● **AVAILABLE DATA**
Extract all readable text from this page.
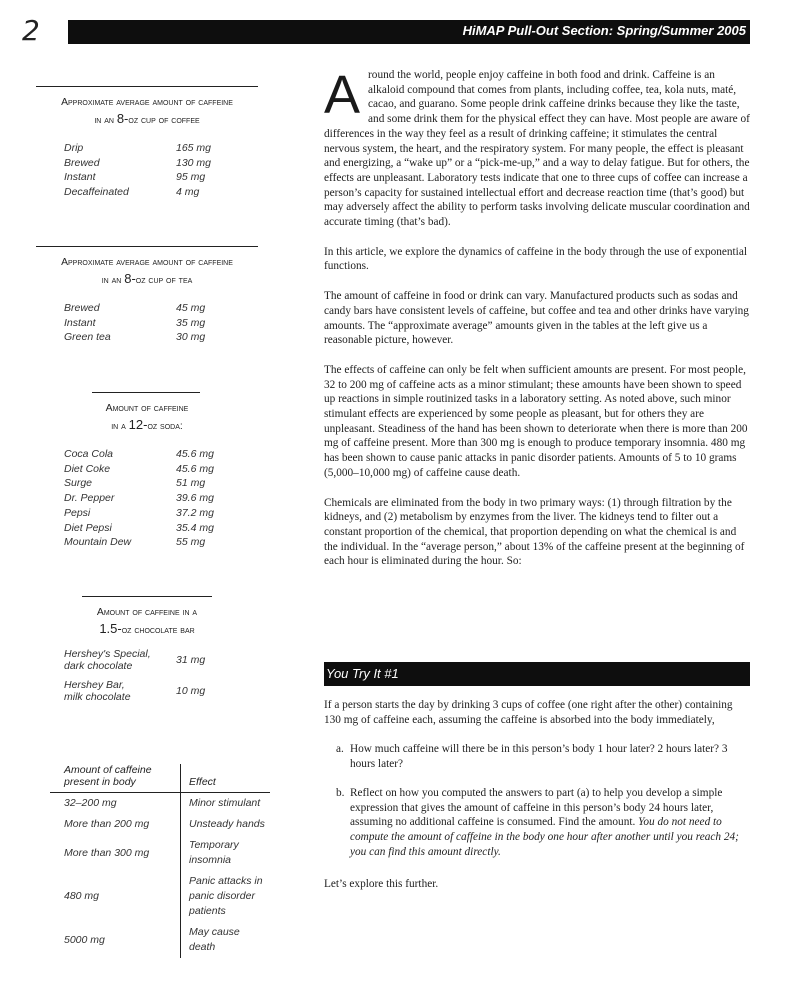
2	HiMAP Pull-Out Section: Spring/Summer 2005
Approximate average amount of caffeine
in an 8-oz cup of coffee
Drip	165 mg
Brewed	130 mg
Instant	95 mg
Decaffeinated	4 mg
Approximate average amount of caffeine
in an 8-oz cup of tea
Brewed	45 mg
Instant	35 mg
Green tea	30 mg
Amount of caffeine
in a 12-oz soda:
Coca Cola	45.6 mg
Diet Coke	45.6 mg
Surge	51 mg
Dr. Pepper	39.6 mg
Pepsi	37.2 mg
Diet Pepsi	35.4 mg
Mountain Dew	55 mg
Amount of caffeine in a
1.5-oz chocolate bar
Hershey's Special,
dark chocolate	31 mg
Hershey Bar,
milk chocolate	10 mg
Amount of caffeine
present in body	Effect
32–200 mg	Minor stimulant
More than 200 mg	Unsteady hands
More than 300 mg	Temporary
insomnia
480 mg	Panic attacks in
panic disorder
patients
5000 mg	May cause
death

Around the world, people enjoy caffeine in both food and drink. Caffeine is an alkaloid compound that comes from plants, including coffee, tea, kola nuts, maté, cacao, and guarano. Some people drink caffeine drinks because they like the taste, and some drink them for the physical effect they can have. Most people are aware of differences in the way they feel as a result of drinking caffeine; it stimulates the central nervous system, the heart, and the respiratory system. For many people, the effect is pleasant and energizing, a “wake up” or a “pick-me-up,” and a way to delay fatigue. But for others, the effects are unpleasant. Laboratory tests indicate that one to three cups of coffee can increase a person’s capacity for sustained intellectual effort and decrease reaction time (that’s good) but may adversely affect the ability to perform tasks involving delicate muscular coordination and accurate timing (that’s bad).

In this article, we explore the dynamics of caffeine in the body through the use of exponential functions.

The amount of caffeine in food or drink can vary. Manufactured products such as sodas and candy bars have consistent levels of caffeine, but coffee and tea and other drinks have varying amounts. The “approximate average” amounts given in the tables at the left give us a reasonable picture, however.

The effects of caffeine can only be felt when sufficient amounts are present. For most people, 32 to 200 mg of caffeine acts as a minor stimulant; these amounts have been shown to speed up reactions in simple routinized tasks in a laboratory setting. As noted above, such minor stimulant effects are experienced by some people as pleasant, but for others they are unpleasant. Steadiness of the hand has been shown to deteriorate when there is more than 200 mg of caffeine present. More than 300 mg is enough to produce temporary insomnia. 480 mg has been shown to cause panic attacks in panic disorder patients. Amounts of 5 to 10 grams (5,000–10,000 mg) of caffeine cause death.

Chemicals are eliminated from the body in two primary ways: (1) through filtration by the kidneys, and (2) metabolism by enzymes from the liver. The kidneys tend to filter out a constant proportion of the chemical, that proportion depending on what the chemical is and the individual. In the “average person,” about 13% of the caffeine present at the beginning of each hour is eliminated during the hour. So:

You Try It #1

If a person starts the day by drinking 3 cups of coffee (one right after the other) containing 130 mg of caffeine each, assuming the caffeine is absorbed into the body immediately,

a. How much caffeine will there be in this person’s body 1 hour later? 2 hours later? 3 hours later?
b. Reflect on how you computed the answers to part (a) to help you develop a simple expression that gives the amount of caffeine in this person’s body 24 hours later, assuming no additional caffeine is consumed. Find the amount. You do not need to compute the amount of caffeine in the body one hour after another until you reach 24; you can find this amount directly.

Let’s explore this further.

● **EXERCISE DESCRIPTION**
Identify each line of the material where the word "later" shows up, and copy it.

● **EXERCISE ANSWER**
a. How much caffeine will there be in this person’s body 1 hour later? 2 hours later? 3 hours later?
b. Reflect on how you computed the answers to part (a) to help you develop a simple expression that gives the amount of caffeine in this person’s body 24 hours later, assuming no additional caffeine is consumed. Find the amount. You do not need to compute the amount of caffeine in the body one hour after another until you reach 24; you can find this amount directly.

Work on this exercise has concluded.